Goal of the exercise:
Select all lines holding the word "Manufacturing" from the entries that follow.

======

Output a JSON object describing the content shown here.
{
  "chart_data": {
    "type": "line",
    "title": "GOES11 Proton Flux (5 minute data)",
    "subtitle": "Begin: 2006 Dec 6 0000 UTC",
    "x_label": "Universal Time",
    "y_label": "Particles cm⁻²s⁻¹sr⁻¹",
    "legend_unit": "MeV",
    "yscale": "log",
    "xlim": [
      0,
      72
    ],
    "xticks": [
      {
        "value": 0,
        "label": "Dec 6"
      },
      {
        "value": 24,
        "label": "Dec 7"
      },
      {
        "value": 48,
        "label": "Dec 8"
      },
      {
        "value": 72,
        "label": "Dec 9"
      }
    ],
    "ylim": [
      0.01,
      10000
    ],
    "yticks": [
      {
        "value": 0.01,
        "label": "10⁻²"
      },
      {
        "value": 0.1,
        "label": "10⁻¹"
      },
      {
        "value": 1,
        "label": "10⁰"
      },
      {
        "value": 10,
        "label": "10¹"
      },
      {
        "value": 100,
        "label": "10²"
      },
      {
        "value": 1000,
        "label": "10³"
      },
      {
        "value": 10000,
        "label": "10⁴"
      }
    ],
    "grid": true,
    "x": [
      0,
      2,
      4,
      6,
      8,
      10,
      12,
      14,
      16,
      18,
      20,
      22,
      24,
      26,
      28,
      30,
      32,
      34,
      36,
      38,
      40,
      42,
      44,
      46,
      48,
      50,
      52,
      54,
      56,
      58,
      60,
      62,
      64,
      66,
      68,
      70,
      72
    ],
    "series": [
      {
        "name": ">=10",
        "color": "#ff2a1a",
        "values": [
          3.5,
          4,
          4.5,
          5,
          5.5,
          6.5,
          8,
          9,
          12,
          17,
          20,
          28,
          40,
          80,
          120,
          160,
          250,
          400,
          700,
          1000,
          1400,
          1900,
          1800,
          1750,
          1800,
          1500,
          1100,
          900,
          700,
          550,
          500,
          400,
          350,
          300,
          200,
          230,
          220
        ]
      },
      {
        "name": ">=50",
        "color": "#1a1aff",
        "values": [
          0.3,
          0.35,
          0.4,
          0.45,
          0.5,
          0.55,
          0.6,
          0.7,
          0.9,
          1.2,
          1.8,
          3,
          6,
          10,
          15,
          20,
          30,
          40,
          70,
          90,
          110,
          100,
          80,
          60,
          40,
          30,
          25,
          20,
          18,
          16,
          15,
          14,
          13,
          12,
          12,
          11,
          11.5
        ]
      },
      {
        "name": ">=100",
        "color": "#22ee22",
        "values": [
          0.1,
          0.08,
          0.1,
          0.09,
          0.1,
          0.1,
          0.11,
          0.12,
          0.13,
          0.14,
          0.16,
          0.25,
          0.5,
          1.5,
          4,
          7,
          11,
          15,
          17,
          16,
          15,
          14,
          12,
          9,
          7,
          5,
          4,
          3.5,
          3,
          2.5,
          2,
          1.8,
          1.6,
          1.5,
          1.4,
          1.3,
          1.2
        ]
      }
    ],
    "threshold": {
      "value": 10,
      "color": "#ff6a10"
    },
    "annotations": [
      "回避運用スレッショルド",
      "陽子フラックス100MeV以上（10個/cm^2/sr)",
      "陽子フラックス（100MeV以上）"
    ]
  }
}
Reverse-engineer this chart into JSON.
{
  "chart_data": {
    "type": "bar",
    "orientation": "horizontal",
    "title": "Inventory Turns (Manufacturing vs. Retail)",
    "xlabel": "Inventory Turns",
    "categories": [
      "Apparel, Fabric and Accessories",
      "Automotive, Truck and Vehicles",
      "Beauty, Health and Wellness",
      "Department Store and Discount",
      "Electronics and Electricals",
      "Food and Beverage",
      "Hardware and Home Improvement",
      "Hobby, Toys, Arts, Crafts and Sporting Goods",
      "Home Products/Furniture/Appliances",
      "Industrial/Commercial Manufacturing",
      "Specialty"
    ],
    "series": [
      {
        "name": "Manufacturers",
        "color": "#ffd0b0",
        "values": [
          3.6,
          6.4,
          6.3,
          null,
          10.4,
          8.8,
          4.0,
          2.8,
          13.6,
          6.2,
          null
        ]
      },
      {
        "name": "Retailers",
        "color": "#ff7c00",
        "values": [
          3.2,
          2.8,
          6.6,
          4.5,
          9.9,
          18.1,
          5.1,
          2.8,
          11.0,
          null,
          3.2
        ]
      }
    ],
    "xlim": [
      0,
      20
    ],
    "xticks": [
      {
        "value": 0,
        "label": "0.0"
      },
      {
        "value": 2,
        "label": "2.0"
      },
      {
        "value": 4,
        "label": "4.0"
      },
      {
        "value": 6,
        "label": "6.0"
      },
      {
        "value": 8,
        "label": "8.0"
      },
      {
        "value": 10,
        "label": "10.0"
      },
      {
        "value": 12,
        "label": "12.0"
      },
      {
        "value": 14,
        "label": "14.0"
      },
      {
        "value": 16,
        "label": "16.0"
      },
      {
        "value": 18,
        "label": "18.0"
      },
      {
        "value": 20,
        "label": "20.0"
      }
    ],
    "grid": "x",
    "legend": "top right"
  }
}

======

Finished answer:
    "title": "Inventory Turns (Manufacturing vs. Retail)",
      "Industrial/Commercial Manufacturing",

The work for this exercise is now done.